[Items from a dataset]

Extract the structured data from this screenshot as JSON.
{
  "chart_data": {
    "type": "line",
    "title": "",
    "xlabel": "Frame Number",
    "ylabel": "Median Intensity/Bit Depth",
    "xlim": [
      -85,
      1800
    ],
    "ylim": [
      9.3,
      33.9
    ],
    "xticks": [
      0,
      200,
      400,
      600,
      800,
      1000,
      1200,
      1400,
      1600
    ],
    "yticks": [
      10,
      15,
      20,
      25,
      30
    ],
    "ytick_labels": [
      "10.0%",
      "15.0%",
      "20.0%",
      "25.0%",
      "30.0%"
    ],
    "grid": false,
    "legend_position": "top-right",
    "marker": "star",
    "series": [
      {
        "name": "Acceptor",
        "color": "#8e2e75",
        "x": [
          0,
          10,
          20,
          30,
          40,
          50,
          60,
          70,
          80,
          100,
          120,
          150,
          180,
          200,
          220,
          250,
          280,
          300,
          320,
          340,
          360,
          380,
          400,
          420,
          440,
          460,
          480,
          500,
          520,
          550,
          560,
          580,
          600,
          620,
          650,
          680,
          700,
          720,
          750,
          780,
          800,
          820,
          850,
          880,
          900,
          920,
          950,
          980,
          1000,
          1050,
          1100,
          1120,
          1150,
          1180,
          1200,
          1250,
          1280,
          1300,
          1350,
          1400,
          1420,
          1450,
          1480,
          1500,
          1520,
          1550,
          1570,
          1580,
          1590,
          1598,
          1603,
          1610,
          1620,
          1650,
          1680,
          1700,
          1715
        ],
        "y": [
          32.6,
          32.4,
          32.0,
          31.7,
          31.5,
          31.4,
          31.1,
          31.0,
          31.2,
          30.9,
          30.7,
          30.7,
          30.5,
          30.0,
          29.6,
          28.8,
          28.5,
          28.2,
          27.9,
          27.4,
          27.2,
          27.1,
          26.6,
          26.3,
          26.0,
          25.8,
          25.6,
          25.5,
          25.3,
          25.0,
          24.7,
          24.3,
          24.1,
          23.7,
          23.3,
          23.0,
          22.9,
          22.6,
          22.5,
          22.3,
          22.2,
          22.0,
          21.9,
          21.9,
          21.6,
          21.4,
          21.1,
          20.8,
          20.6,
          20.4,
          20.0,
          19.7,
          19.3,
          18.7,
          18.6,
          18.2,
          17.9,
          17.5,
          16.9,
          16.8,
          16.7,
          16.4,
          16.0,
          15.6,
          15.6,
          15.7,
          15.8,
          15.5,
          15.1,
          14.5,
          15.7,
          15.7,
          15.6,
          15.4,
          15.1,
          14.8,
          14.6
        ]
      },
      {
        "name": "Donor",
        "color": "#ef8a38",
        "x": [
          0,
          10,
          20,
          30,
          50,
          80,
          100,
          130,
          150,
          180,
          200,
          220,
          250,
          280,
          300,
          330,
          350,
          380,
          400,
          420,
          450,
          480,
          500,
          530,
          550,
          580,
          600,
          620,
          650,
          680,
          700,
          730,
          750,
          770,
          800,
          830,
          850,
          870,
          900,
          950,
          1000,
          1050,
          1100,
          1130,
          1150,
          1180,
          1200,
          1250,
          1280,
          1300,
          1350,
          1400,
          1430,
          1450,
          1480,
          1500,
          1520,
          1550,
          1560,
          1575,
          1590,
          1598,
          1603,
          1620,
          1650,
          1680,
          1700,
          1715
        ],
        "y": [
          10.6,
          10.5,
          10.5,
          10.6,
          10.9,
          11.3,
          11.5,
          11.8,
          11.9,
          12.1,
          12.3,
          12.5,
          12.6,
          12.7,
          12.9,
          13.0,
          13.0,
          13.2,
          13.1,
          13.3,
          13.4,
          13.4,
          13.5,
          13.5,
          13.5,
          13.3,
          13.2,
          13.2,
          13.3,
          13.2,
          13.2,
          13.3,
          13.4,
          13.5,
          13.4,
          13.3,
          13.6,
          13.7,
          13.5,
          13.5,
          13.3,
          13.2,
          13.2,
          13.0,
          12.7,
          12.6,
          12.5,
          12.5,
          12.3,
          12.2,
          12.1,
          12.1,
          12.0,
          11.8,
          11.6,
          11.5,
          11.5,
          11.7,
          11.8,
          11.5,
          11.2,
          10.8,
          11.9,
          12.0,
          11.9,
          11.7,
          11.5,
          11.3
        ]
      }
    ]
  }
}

*Written task*
Please quote the records above exactly, without skipping a line.

*Correct result*
Extract the structured data from this screenshot as JSON.
{
  "chart_data": {
    "type": "line",
    "title": "",
    "xlabel": "Frame Number",
    "ylabel": "Median Intensity/Bit Depth",
    "xlim": [
      -85,
      1800
    ],
    "ylim": [
      9.3,
      33.9
    ],
    "xticks": [
      0,
      200,
      400,
      600,
      800,
      1000,
      1200,
      1400,
      1600
    ],
    "yticks": [
      10,
      15,
      20,
      25,
      30
    ],
    "ytick_labels": [
      "10.0%",
      "15.0%",
      "20.0%",
      "25.0%",
      "30.0%"
    ],
    "grid": false,
    "legend_position": "top-right",
    "marker": "star",
    "series": [
      {
        "name": "Acceptor",
        "color": "#8e2e75",
        "x": [
          0,
          10,
          20,
          30,
          40,
          50,
          60,
          70,
          80,
          100,
          120,
          150,
          180,
          200,
          220,
          250,
          280,
          300,
          320,
          340,
          360,
          380,
          400,
          420,
          440,
          460,
          480,
          500,
          520,
          550,
          560,
          580,
          600,
          620,
          650,
          680,
          700,
          720,
          750,
          780,
          800,
          820,
          850,
          880,
          900,
          920,
          950,
          980,
          1000,
          1050,
          1100,
          1120,
          1150,
          1180,
          1200,
          1250,
          1280,
          1300,
          1350,
          1400,
          1420,
          1450,
          1480,
          1500,
          1520,
          1550,
          1570,
          1580,
          1590,
          1598,
          1603,
          1610,
          1620,
          1650,
          1680,
          1700,
          1715
        ],
        "y": [
          32.6,
          32.4,
          32.0,
          31.7,
          31.5,
          31.4,
          31.1,
          31.0,
          31.2,
          30.9,
          30.7,
          30.7,
          30.5,
          30.0,
          29.6,
          28.8,
          28.5,
          28.2,
          27.9,
          27.4,
          27.2,
          27.1,
          26.6,
          26.3,
          26.0,
          25.8,
          25.6,
          25.5,
          25.3,
          25.0,
          24.7,
          24.3,
          24.1,
          23.7,
          23.3,
          23.0,
          22.9,
          22.6,
          22.5,
          22.3,
          22.2,
          22.0,
          21.9,
          21.9,
          21.6,
          21.4,
          21.1,
          20.8,
          20.6,
          20.4,
          20.0,
          19.7,
          19.3,
          18.7,
          18.6,
          18.2,
          17.9,
          17.5,
          16.9,
          16.8,
          16.7,
          16.4,
          16.0,
          15.6,
          15.6,
          15.7,
          15.8,
          15.5,
          15.1,
          14.5,
          15.7,
          15.7,
          15.6,
          15.4,
          15.1,
          14.8,
          14.6
        ]
      },
      {
        "name": "Donor",
        "color": "#ef8a38",
        "x": [
          0,
          10,
          20,
          30,
          50,
          80,
          100,
          130,
          150,
          180,
          200,
          220,
          250,
          280,
          300,
          330,
          350,
          380,
          400,
          420,
          450,
          480,
          500,
          530,
          550,
          580,
          600,
          620,
          650,
          680,
          700,
          730,
          750,
          770,
          800,
          830,
          850,
          870,
          900,
          950,
          1000,
          1050,
          1100,
          1130,
          1150,
          1180,
          1200,
          1250,
          1280,
          1300,
          1350,
          1400,
          1430,
          1450,
          1480,
          1500,
          1520,
          1550,
          1560,
          1575,
          1590,
          1598,
          1603,
          1620,
          1650,
          1680,
          1700,
          1715
        ],
        "y": [
          10.6,
          10.5,
          10.5,
          10.6,
          10.9,
          11.3,
          11.5,
          11.8,
          11.9,
          12.1,
          12.3,
          12.5,
          12.6,
          12.7,
          12.9,
          13.0,
          13.0,
          13.2,
          13.1,
          13.3,
          13.4,
          13.4,
          13.5,
          13.5,
          13.5,
          13.3,
          13.2,
          13.2,
          13.3,
          13.2,
          13.2,
          13.3,
          13.4,
          13.5,
          13.4,
          13.3,
          13.6,
          13.7,
          13.5,
          13.5,
          13.3,
          13.2,
          13.2,
          13.0,
          12.7,
          12.6,
          12.5,
          12.5,
          12.3,
          12.2,
          12.1,
          12.1,
          12.0,
          11.8,
          11.6,
          11.5,
          11.5,
          11.7,
          11.8,
          11.5,
          11.2,
          10.8,
          11.9,
          12.0,
          11.9,
          11.7,
          11.5,
          11.3
        ]
      }
    ]
  }
}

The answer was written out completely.